### Records to process
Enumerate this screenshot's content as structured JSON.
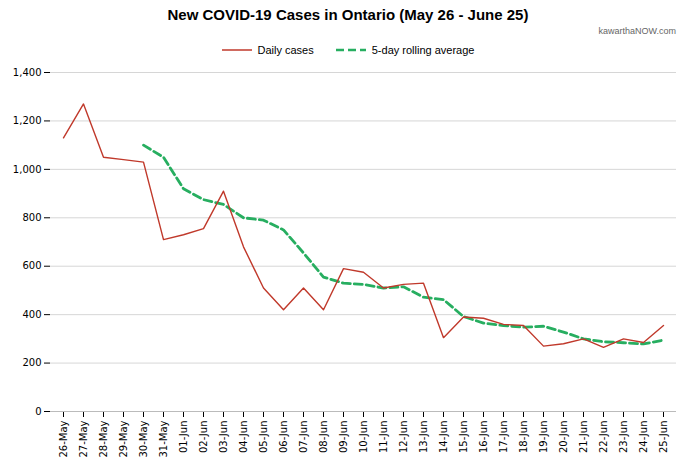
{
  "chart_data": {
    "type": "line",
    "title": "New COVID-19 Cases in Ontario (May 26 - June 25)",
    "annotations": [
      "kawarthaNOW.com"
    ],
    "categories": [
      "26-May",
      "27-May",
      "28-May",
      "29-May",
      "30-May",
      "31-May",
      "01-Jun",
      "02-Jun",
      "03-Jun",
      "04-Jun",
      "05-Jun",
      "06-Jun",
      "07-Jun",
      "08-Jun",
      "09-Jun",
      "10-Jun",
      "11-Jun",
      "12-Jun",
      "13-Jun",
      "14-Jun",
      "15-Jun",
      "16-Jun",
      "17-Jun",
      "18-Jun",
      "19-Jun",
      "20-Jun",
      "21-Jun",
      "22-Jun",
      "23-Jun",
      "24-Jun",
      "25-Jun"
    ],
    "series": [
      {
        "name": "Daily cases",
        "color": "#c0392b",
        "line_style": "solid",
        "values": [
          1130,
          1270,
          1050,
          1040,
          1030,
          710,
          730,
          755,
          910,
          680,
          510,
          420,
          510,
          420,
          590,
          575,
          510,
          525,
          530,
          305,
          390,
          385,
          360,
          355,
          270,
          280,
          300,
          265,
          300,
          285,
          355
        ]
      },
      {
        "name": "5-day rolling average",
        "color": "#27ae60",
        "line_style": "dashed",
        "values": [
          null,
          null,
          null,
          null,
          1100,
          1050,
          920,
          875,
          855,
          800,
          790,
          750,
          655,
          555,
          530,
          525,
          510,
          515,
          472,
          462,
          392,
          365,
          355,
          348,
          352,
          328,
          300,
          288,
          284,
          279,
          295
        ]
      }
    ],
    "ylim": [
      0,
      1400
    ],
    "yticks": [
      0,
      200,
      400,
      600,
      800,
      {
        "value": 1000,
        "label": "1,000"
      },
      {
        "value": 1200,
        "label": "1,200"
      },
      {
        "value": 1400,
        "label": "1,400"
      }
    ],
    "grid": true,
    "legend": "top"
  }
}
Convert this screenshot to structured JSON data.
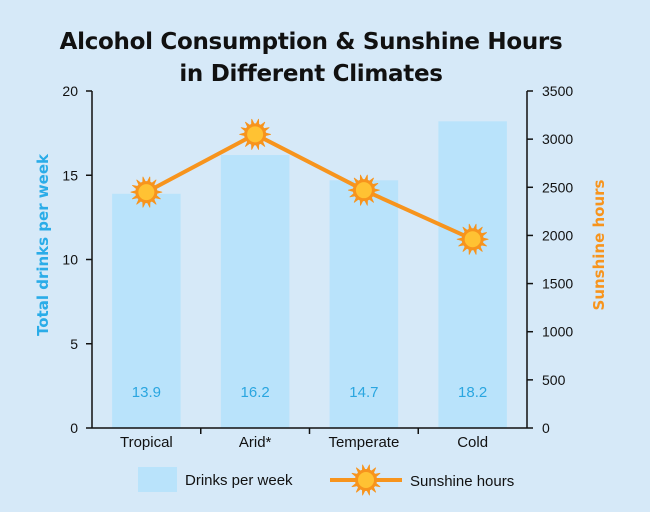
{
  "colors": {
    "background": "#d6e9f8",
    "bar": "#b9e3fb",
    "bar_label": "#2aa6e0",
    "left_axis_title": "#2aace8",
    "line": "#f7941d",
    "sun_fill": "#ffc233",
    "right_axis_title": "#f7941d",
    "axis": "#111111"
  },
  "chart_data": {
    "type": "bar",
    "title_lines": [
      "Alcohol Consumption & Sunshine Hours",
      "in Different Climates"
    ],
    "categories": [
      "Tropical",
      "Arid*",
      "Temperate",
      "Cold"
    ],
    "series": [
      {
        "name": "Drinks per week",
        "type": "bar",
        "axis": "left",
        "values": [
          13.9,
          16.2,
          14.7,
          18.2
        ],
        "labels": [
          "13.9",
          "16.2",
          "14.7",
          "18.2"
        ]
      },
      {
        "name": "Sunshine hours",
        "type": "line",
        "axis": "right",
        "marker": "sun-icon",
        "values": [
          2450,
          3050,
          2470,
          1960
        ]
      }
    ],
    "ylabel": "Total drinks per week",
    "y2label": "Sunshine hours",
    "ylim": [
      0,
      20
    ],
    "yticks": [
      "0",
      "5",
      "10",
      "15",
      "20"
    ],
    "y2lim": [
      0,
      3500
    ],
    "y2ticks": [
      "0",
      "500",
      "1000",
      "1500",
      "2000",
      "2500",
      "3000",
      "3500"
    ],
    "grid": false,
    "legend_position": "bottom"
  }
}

==

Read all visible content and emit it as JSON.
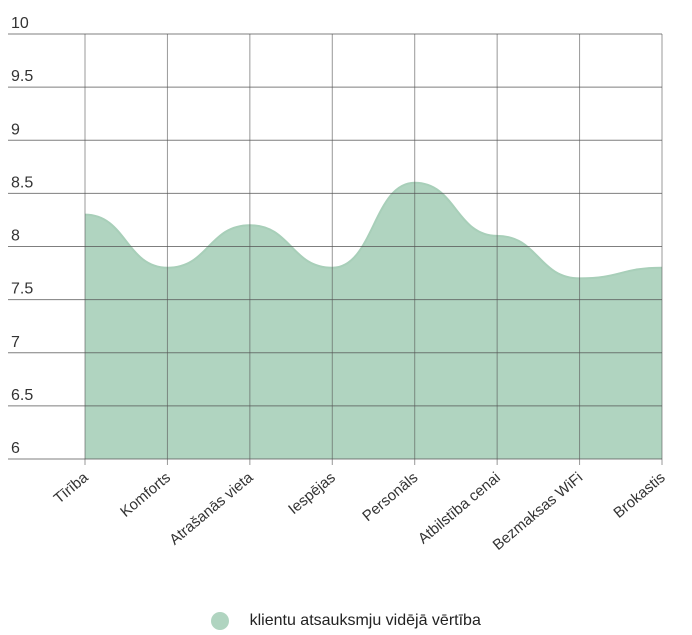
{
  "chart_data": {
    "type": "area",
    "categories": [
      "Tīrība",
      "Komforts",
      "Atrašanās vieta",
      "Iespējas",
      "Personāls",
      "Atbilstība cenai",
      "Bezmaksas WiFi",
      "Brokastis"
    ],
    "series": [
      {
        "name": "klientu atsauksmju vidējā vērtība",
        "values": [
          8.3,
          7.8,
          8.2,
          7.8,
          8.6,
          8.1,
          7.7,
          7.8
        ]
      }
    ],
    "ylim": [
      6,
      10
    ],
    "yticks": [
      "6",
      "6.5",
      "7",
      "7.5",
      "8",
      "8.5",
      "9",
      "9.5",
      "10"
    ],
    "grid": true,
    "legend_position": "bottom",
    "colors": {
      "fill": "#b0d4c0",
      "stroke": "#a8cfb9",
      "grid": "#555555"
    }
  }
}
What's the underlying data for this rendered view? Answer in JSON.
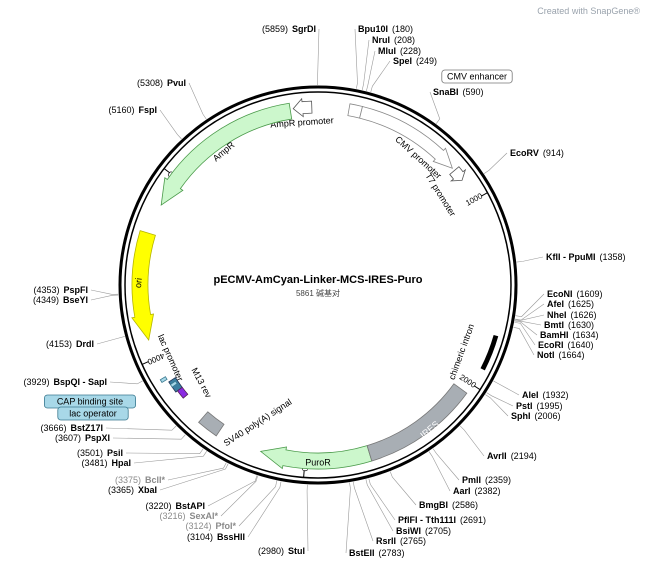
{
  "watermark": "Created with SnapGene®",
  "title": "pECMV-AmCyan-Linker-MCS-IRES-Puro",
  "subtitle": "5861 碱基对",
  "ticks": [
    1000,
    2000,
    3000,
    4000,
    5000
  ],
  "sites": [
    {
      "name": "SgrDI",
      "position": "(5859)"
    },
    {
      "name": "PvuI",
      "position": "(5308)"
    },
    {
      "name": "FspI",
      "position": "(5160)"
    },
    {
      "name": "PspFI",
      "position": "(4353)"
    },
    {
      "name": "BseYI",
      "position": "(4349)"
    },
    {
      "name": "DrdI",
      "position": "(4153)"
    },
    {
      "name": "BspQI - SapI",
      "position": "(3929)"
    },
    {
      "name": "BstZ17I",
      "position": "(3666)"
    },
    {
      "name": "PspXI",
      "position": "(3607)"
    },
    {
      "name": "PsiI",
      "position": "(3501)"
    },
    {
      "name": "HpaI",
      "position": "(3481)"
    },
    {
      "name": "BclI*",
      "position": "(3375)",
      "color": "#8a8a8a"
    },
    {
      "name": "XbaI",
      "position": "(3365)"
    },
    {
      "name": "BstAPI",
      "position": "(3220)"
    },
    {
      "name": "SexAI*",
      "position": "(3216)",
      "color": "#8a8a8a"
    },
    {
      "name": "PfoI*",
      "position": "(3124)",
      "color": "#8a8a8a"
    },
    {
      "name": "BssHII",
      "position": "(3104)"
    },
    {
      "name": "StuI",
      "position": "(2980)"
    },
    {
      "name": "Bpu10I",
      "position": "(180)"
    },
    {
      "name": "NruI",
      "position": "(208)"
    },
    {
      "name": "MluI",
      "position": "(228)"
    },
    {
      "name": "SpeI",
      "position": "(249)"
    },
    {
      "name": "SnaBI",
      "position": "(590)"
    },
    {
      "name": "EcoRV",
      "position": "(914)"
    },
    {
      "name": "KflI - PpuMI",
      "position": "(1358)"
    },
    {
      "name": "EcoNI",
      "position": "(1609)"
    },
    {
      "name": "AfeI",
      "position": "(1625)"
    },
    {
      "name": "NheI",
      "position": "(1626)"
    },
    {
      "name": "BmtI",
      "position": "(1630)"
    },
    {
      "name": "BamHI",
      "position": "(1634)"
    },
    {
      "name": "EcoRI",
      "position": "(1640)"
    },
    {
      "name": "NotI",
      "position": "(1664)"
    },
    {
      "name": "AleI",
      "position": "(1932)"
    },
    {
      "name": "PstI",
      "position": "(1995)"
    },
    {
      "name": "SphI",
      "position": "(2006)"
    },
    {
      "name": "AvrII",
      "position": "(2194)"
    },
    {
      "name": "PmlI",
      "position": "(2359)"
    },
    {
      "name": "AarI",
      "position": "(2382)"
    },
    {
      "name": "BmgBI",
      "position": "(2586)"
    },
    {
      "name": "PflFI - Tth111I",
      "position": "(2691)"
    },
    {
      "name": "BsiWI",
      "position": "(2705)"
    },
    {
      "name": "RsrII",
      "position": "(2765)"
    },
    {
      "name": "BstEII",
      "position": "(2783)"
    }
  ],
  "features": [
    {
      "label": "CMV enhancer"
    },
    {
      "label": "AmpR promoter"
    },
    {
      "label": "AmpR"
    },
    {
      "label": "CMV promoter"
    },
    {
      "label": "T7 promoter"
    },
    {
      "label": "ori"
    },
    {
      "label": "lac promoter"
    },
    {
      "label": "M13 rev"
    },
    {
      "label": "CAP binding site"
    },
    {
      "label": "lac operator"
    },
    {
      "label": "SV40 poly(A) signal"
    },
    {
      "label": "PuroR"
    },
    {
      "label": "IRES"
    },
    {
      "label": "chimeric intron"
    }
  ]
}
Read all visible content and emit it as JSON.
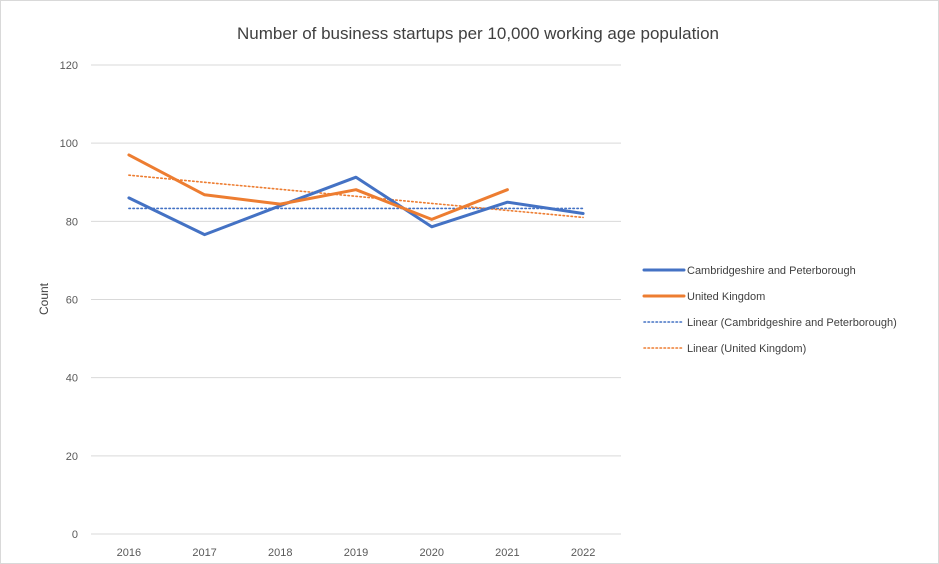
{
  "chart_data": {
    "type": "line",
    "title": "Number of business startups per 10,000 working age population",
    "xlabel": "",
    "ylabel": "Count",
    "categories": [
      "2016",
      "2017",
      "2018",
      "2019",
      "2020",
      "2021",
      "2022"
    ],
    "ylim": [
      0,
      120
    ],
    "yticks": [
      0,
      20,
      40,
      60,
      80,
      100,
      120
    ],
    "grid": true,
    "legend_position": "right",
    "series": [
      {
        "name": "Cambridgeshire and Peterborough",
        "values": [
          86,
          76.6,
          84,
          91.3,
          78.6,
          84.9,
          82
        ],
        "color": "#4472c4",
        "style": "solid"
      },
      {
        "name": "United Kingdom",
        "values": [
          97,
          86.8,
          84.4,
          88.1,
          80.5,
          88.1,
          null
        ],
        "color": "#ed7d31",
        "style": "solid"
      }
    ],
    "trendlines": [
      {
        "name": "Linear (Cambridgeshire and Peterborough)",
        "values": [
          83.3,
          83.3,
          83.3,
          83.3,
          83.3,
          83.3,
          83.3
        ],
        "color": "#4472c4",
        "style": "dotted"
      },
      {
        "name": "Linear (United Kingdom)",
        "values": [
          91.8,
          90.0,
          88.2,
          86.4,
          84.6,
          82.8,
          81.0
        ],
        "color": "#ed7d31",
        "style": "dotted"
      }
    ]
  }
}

### Exercise instructions
Go through the entries above and pull out each line with "Sunshine" in it.

### Exercise response
      "Alcohol Consumption & Sunshine Hours",
        "name": "Sunshine hours",
    "y2label": "Sunshine hours",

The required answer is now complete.